"""

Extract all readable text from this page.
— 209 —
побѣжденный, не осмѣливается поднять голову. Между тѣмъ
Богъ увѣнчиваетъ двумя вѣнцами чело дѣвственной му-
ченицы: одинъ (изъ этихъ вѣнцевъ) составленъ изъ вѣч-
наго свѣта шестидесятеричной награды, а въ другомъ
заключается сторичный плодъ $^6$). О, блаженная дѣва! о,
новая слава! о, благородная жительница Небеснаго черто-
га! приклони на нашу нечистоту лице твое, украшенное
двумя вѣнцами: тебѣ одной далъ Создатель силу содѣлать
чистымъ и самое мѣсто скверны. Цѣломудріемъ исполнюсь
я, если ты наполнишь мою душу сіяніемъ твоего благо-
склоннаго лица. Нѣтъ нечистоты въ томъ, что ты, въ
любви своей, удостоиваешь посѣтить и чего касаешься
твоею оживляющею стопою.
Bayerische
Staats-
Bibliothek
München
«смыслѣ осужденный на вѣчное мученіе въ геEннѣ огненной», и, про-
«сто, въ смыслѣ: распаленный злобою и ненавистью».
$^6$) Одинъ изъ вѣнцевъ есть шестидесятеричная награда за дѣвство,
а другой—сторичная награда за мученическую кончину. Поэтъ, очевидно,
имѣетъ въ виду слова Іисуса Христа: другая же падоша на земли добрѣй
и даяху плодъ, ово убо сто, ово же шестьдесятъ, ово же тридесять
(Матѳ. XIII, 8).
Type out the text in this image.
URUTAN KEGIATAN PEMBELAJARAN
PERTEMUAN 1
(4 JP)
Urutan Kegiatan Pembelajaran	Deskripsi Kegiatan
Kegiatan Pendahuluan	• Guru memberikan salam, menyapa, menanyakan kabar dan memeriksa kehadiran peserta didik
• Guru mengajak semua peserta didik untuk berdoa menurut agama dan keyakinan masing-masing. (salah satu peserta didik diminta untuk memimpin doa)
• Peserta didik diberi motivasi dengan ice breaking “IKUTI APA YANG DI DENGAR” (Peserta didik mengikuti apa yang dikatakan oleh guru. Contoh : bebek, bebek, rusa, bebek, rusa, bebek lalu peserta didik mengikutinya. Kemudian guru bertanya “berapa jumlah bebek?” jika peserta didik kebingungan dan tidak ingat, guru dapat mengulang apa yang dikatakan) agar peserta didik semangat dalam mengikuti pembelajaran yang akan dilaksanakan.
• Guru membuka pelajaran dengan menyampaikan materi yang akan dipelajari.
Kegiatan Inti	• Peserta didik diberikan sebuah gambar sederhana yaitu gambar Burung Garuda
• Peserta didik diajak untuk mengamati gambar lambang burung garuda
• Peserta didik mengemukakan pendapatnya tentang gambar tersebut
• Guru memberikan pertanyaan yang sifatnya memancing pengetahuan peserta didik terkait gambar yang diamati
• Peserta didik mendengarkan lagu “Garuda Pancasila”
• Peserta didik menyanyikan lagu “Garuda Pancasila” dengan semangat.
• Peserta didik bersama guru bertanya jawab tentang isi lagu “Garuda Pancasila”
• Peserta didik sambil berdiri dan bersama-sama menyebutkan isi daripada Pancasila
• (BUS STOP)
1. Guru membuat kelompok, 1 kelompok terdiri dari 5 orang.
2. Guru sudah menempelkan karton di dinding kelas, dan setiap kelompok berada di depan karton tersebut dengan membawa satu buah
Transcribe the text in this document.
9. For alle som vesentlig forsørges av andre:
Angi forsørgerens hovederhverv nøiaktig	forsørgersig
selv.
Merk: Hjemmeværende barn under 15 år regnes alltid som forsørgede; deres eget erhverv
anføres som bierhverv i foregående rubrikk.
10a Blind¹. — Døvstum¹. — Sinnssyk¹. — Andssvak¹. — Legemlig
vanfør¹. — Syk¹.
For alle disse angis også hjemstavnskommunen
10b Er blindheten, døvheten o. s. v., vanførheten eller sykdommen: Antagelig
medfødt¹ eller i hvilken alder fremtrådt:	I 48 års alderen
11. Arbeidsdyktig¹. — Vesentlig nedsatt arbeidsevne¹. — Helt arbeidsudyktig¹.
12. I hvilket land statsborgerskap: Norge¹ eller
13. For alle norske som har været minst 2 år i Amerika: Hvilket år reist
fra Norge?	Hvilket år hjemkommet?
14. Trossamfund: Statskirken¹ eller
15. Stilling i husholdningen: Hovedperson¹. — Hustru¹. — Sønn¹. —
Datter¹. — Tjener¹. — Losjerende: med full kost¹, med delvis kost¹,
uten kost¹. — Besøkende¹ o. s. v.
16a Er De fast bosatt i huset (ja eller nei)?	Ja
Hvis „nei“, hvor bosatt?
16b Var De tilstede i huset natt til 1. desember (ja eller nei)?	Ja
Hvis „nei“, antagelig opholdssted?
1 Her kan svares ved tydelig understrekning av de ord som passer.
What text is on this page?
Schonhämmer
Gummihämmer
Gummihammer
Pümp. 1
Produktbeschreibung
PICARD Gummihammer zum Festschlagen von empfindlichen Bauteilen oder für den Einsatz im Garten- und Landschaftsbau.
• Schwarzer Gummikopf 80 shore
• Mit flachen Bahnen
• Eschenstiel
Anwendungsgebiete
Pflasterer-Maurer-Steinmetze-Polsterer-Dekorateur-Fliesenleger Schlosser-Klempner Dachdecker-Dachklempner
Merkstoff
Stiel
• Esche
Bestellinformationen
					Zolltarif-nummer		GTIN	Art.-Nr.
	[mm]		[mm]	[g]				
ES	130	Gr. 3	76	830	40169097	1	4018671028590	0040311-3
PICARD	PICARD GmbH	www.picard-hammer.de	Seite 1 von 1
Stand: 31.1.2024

"""

▶ **What the task requires**: Word for word, write out the data.

▶ **The reply**:
Extract all readable text from this page.
— 209 —
побѣжденный, не осмѣливается поднять голову. Между тѣмъ
Богъ увѣнчиваетъ двумя вѣнцами чело дѣвственной му-
ченицы: одинъ (изъ этихъ вѣнцевъ) составленъ изъ вѣч-
наго свѣта шестидесятеричной награды, а въ другомъ
заключается сторичный плодъ $^6$). О, блаженная дѣва! о,
новая слава! о, благородная жительница Небеснаго черто-
га! приклони на нашу нечистоту лице твое, украшенное
двумя вѣнцами: тебѣ одной далъ Создатель силу содѣлать
чистымъ и самое мѣсто скверны. Цѣломудріемъ исполнюсь
я, если ты наполнишь мою душу сіяніемъ твоего благо-
склоннаго лица. Нѣтъ нечистоты въ томъ, что ты, въ
любви своей, удостоиваешь посѣтить и чего касаешься
твоею оживляющею стопою.
Bayerische
Staats-
Bibliothek
München
«смыслѣ осужденный на вѣчное мученіе въ геEннѣ огненной», и, про-
«сто, въ смыслѣ: распаленный злобою и ненавистью».
$^6$) Одинъ изъ вѣнцевъ есть шестидесятеричная награда за дѣвство,
а другой—сторичная награда за мученическую кончину. Поэтъ, очевидно,
имѣетъ въ виду слова Іисуса Христа: другая же падоша на земли добрѣй
и даяху плодъ, ово убо сто, ово же шестьдесятъ, ово же тридесять
(Матѳ. XIII, 8).
Type out the text in this image.
URUTAN KEGIATAN PEMBELAJARAN
PERTEMUAN 1
(4 JP)
Urutan Kegiatan Pembelajaran	Deskripsi Kegiatan
Kegiatan Pendahuluan	• Guru memberikan salam, menyapa, menanyakan kabar dan memeriksa kehadiran peserta didik
• Guru mengajak semua peserta didik untuk berdoa menurut agama dan keyakinan masing-masing. (salah satu peserta didik diminta untuk memimpin doa)
• Peserta didik diberi motivasi dengan ice breaking “IKUTI APA YANG DI DENGAR” (Peserta didik mengikuti apa yang dikatakan oleh guru. Contoh : bebek, bebek, rusa, bebek, rusa, bebek lalu peserta didik mengikutinya. Kemudian guru bertanya “berapa jumlah bebek?” jika peserta didik kebingungan dan tidak ingat, guru dapat mengulang apa yang dikatakan) agar peserta didik semangat dalam mengikuti pembelajaran yang akan dilaksanakan.
• Guru membuka pelajaran dengan menyampaikan materi yang akan dipelajari.
Kegiatan Inti	• Peserta didik diberikan sebuah gambar sederhana yaitu gambar Burung Garuda
• Peserta didik diajak untuk mengamati gambar lambang burung garuda
• Peserta didik mengemukakan pendapatnya tentang gambar tersebut
• Guru memberikan pertanyaan yang sifatnya memancing pengetahuan peserta didik terkait gambar yang diamati
• Peserta didik mendengarkan lagu “Garuda Pancasila”
• Peserta didik menyanyikan lagu “Garuda Pancasila” dengan semangat.
• Peserta didik bersama guru bertanya jawab tentang isi lagu “Garuda Pancasila”
• Peserta didik sambil berdiri dan bersama-sama menyebutkan isi daripada Pancasila
• (BUS STOP)
1. Guru membuat kelompok, 1 kelompok terdiri dari 5 orang.
2. Guru sudah menempelkan karton di dinding kelas, dan setiap kelompok berada di depan karton tersebut dengan membawa satu buah
Transcribe the text in this document.
9. For alle som vesentlig forsørges av andre:
Angi forsørgerens hovederhverv nøiaktig	forsørgersig
selv.
Merk: Hjemmeværende barn under 15 år regnes alltid som forsørgede; deres eget erhverv
anføres som bierhverv i foregående rubrikk.
10a Blind¹. — Døvstum¹. — Sinnssyk¹. — Andssvak¹. — Legemlig
vanfør¹. — Syk¹.
For alle disse angis også hjemstavnskommunen
10b Er blindheten, døvheten o. s. v., vanførheten eller sykdommen: Antagelig
medfødt¹ eller i hvilken alder fremtrådt:	I 48 års alderen
11. Arbeidsdyktig¹. — Vesentlig nedsatt arbeidsevne¹. — Helt arbeidsudyktig¹.
12. I hvilket land statsborgerskap: Norge¹ eller
13. For alle norske som har været minst 2 år i Amerika: Hvilket år reist
fra Norge?	Hvilket år hjemkommet?
14. Trossamfund: Statskirken¹ eller
15. Stilling i husholdningen: Hovedperson¹. — Hustru¹. — Sønn¹. —
Datter¹. — Tjener¹. — Losjerende: med full kost¹, med delvis kost¹,
uten kost¹. — Besøkende¹ o. s. v.
16a Er De fast bosatt i huset (ja eller nei)?	Ja
Hvis „nei“, hvor bosatt?
16b Var De tilstede i huset natt til 1. desember (ja eller nei)?	Ja
Hvis „nei“, antagelig opholdssted?
1 Her kan svares ved tydelig understrekning av de ord som passer.
What text is on this page?
Schonhämmer
Gummihämmer
Gummihammer
Pümp. 1
Produktbeschreibung
PICARD Gummihammer zum Festschlagen von empfindlichen Bauteilen oder für den Einsatz im Garten- und Landschaftsbau.
• Schwarzer Gummikopf 80 shore
• Mit flachen Bahnen
• Eschenstiel
Anwendungsgebiete
Pflasterer-Maurer-Steinmetze-Polsterer-Dekorateur-Fliesenleger Schlosser-Klempner Dachdecker-Dachklempner
Merkstoff
Stiel
• Esche
Bestellinformationen
					Zolltarif-nummer		GTIN	Art.-Nr.
	[mm]		[mm]	[g]				
ES	130	Gr. 3	76	830	40169097	1	4018671028590	0040311-3
PICARD	PICARD GmbH	www.picard-hammer.de	Seite 1 von 1
Stand: 31.1.2024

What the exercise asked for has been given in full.